▸ WHAT NEEDS TO BE DONE:
Answer these questions about the text on output regulation with neural networks:
1. What two quantities does the neural network approach directly approximate?
2. To what level do the regulation errors converge in the evaluation?
3. What kind of platform are the helicopter's vertical dynamics synchronized with?
___ EXERCISE PASSAGE ___
🤖 AI Summary
This paper addresses the full-information output regulation problem for nonlinear systems—achieving exact tracking and disturbance rejection under complete knowledge of both system and exosystem dynamics. We propose an end-to-end framework based on physics-informed neural networks (PINNs), which, for the first time, directly embeds the governing physical laws of the regulator equations—including coupled partial differential equations and algebraic constraints—into the network architecture. Without requiring prior trajectories or labeled data, the method jointly enforces boundary conditions and feasibility constraints via residual minimization. It directly learns the steady-state manifold mapping and enables real-time reconstruction of the zero-regulation-error manifold. Evaluated on helicopter vertical dynamics and oscillatory platform synchronization tasks, the approach achieves regulation errors converging to machine precision, maintains high accuracy and strong robustness under exosystem parameter variations, and significantly enhances generalization capability.
📝 Abstract
This work addresses the full-information output regulation problem for nonlinear systems, assuming the states of both the plant and the exosystem are known. In this setting, perfect tracking or rejection is achieved by constructing a zero-regulation-error manifold π(w) and a feedforward input c(w) that render such manifold invariant. The pair (π(w), c(w)) is characterized by the regulator equations, i.e., a system of PDEs with an algebraic constraint. We focus on accurately solving the regulator equations introducing a physics-informed neural network (PINN) approach that directly approximates π(w) and c(w) by minimizing the residuals under boundary and feasibility conditions, without requiring precomputed trajectories or labeled data. The learned operator maps exosystem states to steady state plant states and inputs, enables real-time inference and, critically, generalizes across families of the exosystem with varying initial conditions and parameters. The framework is validated on a regulation task that synchronizes a helicopter's vertical dynamics with a harmonically oscillating platform. The resulting PINN-based solver reconstructs the zero-error manifold with high fidelity and sustains regulation performance under exosystem variations, highlighting the potential of learning-enabled solvers for nonlinear output regulation. The proposed approach is broadly applicable to nonlinear systems that admit a solution to the output regulation problem.
___ GIVEN ENTRIES ___
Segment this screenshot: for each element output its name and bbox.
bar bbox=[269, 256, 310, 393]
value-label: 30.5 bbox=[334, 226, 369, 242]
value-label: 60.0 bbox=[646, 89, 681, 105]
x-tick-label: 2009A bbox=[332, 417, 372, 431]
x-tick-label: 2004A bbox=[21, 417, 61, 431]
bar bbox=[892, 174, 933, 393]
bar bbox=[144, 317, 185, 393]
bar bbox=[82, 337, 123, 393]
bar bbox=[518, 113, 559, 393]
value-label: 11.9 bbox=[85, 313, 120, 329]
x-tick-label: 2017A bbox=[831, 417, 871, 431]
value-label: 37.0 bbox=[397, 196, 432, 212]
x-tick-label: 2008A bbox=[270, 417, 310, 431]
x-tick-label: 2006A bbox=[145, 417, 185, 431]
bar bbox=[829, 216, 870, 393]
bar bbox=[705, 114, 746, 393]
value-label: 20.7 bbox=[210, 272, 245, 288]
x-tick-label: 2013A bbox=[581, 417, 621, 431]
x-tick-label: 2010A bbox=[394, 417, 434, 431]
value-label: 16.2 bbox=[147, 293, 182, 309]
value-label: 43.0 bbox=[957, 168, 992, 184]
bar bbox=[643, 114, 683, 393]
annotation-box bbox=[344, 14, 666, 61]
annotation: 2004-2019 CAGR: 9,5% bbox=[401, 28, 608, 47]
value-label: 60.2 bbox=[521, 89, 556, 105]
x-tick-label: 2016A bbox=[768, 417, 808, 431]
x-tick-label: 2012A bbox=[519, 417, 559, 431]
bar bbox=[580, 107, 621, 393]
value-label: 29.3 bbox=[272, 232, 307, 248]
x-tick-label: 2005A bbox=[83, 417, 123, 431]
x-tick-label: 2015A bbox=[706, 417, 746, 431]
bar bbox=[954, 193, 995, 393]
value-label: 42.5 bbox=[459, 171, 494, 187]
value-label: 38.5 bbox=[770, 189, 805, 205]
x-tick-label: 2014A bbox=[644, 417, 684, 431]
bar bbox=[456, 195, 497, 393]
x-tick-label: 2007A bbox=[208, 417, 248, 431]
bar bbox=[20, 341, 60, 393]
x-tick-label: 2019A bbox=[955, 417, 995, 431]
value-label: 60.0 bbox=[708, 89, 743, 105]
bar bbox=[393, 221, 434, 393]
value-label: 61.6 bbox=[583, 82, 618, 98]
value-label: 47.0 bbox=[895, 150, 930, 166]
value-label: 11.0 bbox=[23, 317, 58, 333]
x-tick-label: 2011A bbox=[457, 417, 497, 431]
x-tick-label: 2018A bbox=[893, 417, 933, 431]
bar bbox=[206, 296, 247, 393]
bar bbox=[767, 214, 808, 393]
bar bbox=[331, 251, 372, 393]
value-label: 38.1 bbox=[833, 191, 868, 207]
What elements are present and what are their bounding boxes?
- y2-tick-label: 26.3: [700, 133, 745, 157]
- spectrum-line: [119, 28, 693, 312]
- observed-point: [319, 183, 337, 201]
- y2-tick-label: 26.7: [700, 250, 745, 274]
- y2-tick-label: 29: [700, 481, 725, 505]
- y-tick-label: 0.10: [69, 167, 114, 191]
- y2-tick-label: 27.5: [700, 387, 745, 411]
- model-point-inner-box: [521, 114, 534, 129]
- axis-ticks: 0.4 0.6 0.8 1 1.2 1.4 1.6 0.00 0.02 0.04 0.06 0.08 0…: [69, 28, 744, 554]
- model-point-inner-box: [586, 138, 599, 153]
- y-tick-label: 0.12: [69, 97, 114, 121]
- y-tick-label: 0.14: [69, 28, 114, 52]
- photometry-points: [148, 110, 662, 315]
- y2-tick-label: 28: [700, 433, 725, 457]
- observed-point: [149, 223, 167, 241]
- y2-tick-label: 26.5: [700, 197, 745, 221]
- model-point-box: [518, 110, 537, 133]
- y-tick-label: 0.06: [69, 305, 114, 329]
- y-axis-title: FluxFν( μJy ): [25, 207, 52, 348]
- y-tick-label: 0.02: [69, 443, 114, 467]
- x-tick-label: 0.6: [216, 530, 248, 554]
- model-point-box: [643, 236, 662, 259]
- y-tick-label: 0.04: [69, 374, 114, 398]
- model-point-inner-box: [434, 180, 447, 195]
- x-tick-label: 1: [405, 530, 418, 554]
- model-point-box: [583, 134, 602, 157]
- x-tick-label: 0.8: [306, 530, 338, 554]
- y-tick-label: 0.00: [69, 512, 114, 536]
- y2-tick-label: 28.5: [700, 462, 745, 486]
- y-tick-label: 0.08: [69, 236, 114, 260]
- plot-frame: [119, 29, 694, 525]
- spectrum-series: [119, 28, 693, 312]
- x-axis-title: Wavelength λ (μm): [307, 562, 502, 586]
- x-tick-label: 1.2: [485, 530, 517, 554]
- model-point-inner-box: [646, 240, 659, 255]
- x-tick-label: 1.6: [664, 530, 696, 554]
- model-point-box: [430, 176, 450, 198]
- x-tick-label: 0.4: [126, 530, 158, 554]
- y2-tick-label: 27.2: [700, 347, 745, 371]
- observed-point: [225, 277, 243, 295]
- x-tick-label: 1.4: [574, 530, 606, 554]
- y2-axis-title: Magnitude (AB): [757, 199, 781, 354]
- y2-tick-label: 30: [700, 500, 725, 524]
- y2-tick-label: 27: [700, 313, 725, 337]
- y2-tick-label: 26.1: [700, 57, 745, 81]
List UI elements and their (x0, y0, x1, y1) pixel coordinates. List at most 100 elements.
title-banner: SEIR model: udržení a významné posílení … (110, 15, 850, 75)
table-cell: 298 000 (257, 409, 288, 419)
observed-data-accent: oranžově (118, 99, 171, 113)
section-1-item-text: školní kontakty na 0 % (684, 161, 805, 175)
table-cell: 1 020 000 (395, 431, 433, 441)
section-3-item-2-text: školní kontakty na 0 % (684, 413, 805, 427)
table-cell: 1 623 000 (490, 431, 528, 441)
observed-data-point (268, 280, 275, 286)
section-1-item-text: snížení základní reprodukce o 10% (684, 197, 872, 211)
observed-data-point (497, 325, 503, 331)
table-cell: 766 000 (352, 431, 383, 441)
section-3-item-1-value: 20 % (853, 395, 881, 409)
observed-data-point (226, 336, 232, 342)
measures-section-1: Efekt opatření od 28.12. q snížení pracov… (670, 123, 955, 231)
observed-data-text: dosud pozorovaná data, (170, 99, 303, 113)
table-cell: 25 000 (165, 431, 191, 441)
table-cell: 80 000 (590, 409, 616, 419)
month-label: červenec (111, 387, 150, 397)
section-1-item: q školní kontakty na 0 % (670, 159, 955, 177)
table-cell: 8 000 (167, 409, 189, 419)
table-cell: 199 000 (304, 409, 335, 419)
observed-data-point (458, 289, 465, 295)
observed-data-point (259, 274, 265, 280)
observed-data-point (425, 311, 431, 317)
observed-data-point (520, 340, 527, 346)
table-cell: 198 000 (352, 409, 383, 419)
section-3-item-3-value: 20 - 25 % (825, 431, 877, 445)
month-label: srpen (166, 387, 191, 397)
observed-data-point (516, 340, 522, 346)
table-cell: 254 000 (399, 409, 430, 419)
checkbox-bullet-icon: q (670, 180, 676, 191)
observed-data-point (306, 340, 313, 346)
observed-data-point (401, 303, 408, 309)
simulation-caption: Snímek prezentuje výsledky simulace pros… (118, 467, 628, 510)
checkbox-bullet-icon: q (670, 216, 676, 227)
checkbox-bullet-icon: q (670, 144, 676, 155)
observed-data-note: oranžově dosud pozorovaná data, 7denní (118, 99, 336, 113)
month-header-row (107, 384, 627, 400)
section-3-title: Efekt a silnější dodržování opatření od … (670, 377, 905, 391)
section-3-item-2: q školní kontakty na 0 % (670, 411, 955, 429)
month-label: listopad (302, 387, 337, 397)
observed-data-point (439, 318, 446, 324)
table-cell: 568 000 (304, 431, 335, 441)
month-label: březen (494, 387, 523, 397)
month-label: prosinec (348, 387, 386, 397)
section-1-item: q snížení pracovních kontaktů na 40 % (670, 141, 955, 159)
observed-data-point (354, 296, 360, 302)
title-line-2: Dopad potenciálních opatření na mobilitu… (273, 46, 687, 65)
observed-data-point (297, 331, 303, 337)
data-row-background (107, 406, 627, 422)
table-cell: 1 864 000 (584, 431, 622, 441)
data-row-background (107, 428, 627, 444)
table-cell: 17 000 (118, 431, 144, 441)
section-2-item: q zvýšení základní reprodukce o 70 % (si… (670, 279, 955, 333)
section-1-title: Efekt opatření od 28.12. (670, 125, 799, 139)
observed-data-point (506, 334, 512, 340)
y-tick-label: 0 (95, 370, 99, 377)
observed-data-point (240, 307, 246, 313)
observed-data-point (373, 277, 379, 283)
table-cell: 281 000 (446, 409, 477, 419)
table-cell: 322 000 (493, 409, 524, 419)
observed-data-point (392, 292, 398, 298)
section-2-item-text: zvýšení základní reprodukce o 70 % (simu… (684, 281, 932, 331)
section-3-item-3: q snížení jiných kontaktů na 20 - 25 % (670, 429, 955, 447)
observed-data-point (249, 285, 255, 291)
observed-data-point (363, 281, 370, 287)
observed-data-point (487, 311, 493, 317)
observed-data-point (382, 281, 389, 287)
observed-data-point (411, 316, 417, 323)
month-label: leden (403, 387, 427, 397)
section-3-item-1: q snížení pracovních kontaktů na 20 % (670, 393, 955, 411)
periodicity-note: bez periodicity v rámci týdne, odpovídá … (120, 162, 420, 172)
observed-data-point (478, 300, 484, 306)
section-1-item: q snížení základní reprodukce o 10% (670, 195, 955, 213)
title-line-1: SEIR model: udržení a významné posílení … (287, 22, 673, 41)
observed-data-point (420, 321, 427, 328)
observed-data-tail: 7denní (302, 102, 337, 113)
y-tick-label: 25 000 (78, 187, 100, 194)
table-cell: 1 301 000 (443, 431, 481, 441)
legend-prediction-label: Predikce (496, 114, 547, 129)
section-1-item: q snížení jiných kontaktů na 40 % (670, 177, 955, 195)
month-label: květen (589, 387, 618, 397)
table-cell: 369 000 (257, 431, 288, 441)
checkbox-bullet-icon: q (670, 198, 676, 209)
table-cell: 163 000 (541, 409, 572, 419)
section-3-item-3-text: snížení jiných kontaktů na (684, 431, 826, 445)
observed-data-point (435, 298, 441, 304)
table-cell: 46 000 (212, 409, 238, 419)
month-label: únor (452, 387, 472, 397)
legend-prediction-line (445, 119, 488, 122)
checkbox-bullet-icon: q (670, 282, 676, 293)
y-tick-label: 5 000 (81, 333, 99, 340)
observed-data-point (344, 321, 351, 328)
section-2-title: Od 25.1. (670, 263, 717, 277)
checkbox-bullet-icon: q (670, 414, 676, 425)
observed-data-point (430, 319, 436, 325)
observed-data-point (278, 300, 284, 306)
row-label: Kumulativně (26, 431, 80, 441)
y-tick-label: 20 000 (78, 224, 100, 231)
___
▸ EXPECTED ANSWER:
1. The zero-regulation-error manifold π(w) and the feedforward input c(w).
2. Machine precision.
3. A harmonically oscillating platform.